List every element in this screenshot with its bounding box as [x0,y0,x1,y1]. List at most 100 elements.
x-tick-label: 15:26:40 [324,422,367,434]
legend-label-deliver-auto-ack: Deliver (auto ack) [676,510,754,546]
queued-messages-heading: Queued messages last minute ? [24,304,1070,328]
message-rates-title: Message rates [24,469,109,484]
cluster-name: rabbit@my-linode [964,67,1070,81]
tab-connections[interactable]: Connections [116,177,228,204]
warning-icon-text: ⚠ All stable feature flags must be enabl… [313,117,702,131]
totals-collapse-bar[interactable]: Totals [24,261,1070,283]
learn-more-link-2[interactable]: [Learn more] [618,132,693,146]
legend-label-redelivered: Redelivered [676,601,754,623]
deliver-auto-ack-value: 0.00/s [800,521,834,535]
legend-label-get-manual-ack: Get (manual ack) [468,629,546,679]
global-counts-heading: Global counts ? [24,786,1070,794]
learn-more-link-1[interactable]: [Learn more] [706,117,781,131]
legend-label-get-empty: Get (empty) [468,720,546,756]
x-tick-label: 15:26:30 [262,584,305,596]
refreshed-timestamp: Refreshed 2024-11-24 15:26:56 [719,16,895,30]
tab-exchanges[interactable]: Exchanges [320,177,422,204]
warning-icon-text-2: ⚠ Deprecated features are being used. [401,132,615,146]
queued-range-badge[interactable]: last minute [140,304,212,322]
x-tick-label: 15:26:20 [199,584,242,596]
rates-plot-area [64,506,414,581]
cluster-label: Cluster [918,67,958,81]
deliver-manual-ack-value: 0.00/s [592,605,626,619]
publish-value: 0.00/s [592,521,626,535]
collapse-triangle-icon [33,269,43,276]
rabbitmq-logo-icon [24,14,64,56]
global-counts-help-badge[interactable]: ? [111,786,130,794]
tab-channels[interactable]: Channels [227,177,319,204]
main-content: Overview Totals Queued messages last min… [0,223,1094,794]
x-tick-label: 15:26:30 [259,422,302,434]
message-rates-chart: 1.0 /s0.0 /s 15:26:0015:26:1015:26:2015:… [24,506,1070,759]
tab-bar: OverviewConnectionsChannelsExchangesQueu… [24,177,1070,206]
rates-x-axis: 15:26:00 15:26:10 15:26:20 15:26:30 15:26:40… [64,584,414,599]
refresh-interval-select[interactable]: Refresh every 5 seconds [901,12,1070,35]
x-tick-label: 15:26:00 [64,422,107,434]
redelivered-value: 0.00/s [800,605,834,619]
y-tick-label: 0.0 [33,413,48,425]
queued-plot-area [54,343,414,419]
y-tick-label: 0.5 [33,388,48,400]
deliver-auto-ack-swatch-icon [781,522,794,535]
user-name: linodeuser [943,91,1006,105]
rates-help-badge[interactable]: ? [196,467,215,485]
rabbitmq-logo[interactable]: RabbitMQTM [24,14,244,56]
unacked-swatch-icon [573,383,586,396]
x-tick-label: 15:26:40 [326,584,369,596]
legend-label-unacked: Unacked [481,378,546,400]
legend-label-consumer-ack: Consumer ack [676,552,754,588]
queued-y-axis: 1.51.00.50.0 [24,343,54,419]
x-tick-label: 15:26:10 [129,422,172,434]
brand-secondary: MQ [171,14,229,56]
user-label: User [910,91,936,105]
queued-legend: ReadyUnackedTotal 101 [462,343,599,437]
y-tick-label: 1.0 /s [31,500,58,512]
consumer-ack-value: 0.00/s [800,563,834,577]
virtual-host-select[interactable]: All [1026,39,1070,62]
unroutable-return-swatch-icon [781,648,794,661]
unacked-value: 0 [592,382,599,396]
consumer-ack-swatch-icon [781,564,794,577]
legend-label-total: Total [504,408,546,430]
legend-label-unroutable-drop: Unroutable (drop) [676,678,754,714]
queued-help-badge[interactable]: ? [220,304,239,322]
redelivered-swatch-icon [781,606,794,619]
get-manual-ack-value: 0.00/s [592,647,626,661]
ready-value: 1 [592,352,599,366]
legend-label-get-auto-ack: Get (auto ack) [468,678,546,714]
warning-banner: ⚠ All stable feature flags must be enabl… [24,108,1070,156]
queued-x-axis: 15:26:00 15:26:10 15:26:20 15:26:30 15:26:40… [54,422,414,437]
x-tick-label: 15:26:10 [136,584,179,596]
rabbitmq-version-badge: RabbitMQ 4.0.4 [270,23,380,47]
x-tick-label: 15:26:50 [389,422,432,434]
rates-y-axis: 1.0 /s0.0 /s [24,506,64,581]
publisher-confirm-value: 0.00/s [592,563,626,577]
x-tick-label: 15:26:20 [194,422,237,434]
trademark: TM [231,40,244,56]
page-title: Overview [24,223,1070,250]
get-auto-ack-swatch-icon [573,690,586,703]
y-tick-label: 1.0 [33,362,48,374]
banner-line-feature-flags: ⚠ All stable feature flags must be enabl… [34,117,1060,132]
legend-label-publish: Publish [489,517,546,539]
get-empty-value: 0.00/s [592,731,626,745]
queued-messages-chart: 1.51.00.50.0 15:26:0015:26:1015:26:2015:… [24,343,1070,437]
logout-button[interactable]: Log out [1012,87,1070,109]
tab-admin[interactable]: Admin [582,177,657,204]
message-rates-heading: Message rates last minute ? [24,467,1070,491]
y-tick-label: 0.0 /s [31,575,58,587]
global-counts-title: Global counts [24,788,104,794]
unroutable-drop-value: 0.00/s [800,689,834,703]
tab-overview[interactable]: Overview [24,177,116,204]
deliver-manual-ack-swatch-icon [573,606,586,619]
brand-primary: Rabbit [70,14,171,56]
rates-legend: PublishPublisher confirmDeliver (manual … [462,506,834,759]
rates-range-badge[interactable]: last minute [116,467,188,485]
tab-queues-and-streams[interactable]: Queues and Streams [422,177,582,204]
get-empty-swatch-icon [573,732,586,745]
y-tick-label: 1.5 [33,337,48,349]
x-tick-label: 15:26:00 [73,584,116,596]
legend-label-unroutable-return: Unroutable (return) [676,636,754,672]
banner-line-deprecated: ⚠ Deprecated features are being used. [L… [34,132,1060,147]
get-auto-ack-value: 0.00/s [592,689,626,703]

········

» Exercise: Set out every line of the data above as a numbered list, omitting any blank lines.

» Answer to this task:
1. List every element in this screenshot with its bounding box as [x0,y0,x1,y1]. List at most 100 elements.
2. x-tick-label: 15:26:40 [324,422,367,434]
3. legend-label-deliver-auto-ack: Deliver (auto ack) [676,510,754,546]
4. queued-messages-heading: Queued messages last minute ? [24,304,1070,328]
5. message-rates-title: Message rates [24,469,109,484]
6. cluster-name: rabbit@my-linode [964,67,1070,81]
7. tab-connections[interactable]: Connections [116,177,228,204]
8. warning-icon-text: ⚠ All stable feature flags must be enabl… [313,117,702,131]
9. totals-collapse-bar[interactable]: Totals [24,261,1070,283]
10. learn-more-link-2[interactable]: [Learn more] [618,132,693,146]
11. legend-label-redelivered: Redelivered [676,601,754,623]
12. deliver-auto-ack-value: 0.00/s [800,521,834,535]
13. legend-label-get-manual-ack: Get (manual ack) [468,629,546,679]
14. global-counts-heading: Global counts ? [24,786,1070,794]
15. learn-more-link-1[interactable]: [Learn more] [706,117,781,131]
16. legend-label-get-empty: Get (empty) [468,720,546,756]
17. x-tick-label: 15:26:30 [262,584,305,596]
18. refreshed-timestamp: Refreshed 2024-11-24 15:26:56 [719,16,895,30]
19. tab-exchanges[interactable]: Exchanges [320,177,422,204]
20. warning-icon-text-2: ⚠ Deprecated features are being used. [401,132,615,146]
21. queued-range-badge[interactable]: last minute [140,304,212,322]
22. x-tick-label: 15:26:20 [199,584,242,596]
23. rates-plot-area [64,506,414,581]
24. cluster-label: Cluster [918,67,958,81]
25. deliver-manual-ack-value: 0.00/s [592,605,626,619]
26. publish-value: 0.00/s [592,521,626,535]
27. collapse-triangle-icon [33,269,43,276]
28. rabbitmq-logo-icon [24,14,64,56]
29. global-counts-help-badge[interactable]: ? [111,786,130,794]
30. tab-channels[interactable]: Channels [227,177,319,204]
31. main-content: Overview Totals Queued messages last min… [0,223,1094,794]
32. x-tick-label: 15:26:30 [259,422,302,434]
33. message-rates-chart: 1.0 /s0.0 /s 15:26:0015:26:1015:26:2015:… [24,506,1070,759]
34. tab-bar: OverviewConnectionsChannelsExchangesQueu… [24,177,1070,206]
35. rates-x-axis: 15:26:00 15:26:10 15:26:20 15:26:30 15:26:40… [64,584,414,599]
36. refresh-interval-select[interactable]: Refresh every 5 seconds [901,12,1070,35]
37. x-tick-label: 15:26:00 [64,422,107,434]
38. redelivered-value: 0.00/s [800,605,834,619]
39. y-tick-label: 0.0 [33,413,48,425]
40. queued-plot-area [54,343,414,419]
41. y-tick-label: 0.5 [33,388,48,400]
42. deliver-auto-ack-swatch-icon [781,522,794,535]
43. user-name: linodeuser [943,91,1006,105]
44. rates-help-badge[interactable]: ? [196,467,215,485]
45. rabbitmq-logo[interactable]: RabbitMQTM [24,14,244,56]
46. unacked-swatch-icon [573,383,586,396]
47. x-tick-label: 15:26:40 [326,584,369,596]
48. legend-label-unacked: Unacked [481,378,546,400]
49. legend-label-consumer-ack: Consumer ack [676,552,754,588]
50. queued-y-axis: 1.51.00.50.0 [24,343,54,419]
51. x-tick-label: 15:26:10 [129,422,172,434]
52. brand-secondary: MQ [171,14,229,56]
53. user-label: User [910,91,936,105]
54. queued-legend: ReadyUnackedTotal 101 [462,343,599,437]
55. y-tick-label: 1.0 /s [31,500,58,512]
56. consumer-ack-value: 0.00/s [800,563,834,577]
57. virtual-host-select[interactable]: All [1026,39,1070,62]
58. unroutable-return-swatch-icon [781,648,794,661]
59. unacked-value: 0 [592,382,599,396]
60. consumer-ack-swatch-icon [781,564,794,577]
61. legend-label-total: Total [504,408,546,430]
62. legend-label-unroutable-drop: Unroutable (drop) [676,678,754,714]
63. queued-help-badge[interactable]: ? [220,304,239,322]
64. redelivered-swatch-icon [781,606,794,619]
65. get-manual-ack-value: 0.00/s [592,647,626,661]
66. ready-value: 1 [592,352,599,366]
67. legend-label-get-auto-ack: Get (auto ack) [468,678,546,714]
68. warning-banner: ⚠ All stable feature flags must be enabl… [24,108,1070,156]
69. queued-x-axis: 15:26:00 15:26:10 15:26:20 15:26:30 15:26:40… [54,422,414,437]
70. x-tick-label: 15:26:10 [136,584,179,596]
71. rabbitmq-version-badge: RabbitMQ 4.0.4 [270,23,380,47]
72. x-tick-label: 15:26:50 [389,422,432,434]
73. rates-y-axis: 1.0 /s0.0 /s [24,506,64,581]
74. publisher-confirm-value: 0.00/s [592,563,626,577]
75. x-tick-label: 15:26:20 [194,422,237,434]
76. trademark: TM [231,40,244,56]
77. page-title: Overview [24,223,1070,250]
78. get-auto-ack-swatch-icon [573,690,586,703]
79. y-tick-label: 1.0 [33,362,48,374]
80. banner-line-feature-flags: ⚠ All stable feature flags must be enabl… [34,117,1060,132]
81. legend-label-publish: Publish [489,517,546,539]
82. get-empty-value: 0.00/s [592,731,626,745]
83. queued-messages-chart: 1.51.00.50.0 15:26:0015:26:1015:26:2015:… [24,343,1070,437]
84. logout-button[interactable]: Log out [1012,87,1070,109]
85. tab-admin[interactable]: Admin [582,177,657,204]
86. message-rates-heading: Message rates last minute ? [24,467,1070,491]
87. y-tick-label: 0.0 /s [31,575,58,587]
88. global-counts-title: Global counts [24,788,104,794]
89. unroutable-drop-value: 0.00/s [800,689,834,703]
90. tab-overview[interactable]: Overview [24,177,116,204]
91. deliver-manual-ack-swatch-icon [573,606,586,619]
92. brand-primary: Rabbit [70,14,171,56]
93. rates-legend: PublishPublisher confirmDeliver (manual … [462,506,834,759]
94. rates-range-badge[interactable]: last minute [116,467,188,485]
95. tab-queues-and-streams[interactable]: Queues and Streams [422,177,582,204]
96. get-empty-swatch-icon [573,732,586,745]
97. y-tick-label: 1.5 [33,337,48,349]
98. x-tick-label: 15:26:00 [73,584,116,596]
99. legend-label-unroutable-return: Unroutable (return) [676,636,754,672]
100. banner-line-deprecated: ⚠ Deprecated features are being used. [L… [34,132,1060,147]
101. get-auto-ack-value: 0.00/s [592,689,626,703]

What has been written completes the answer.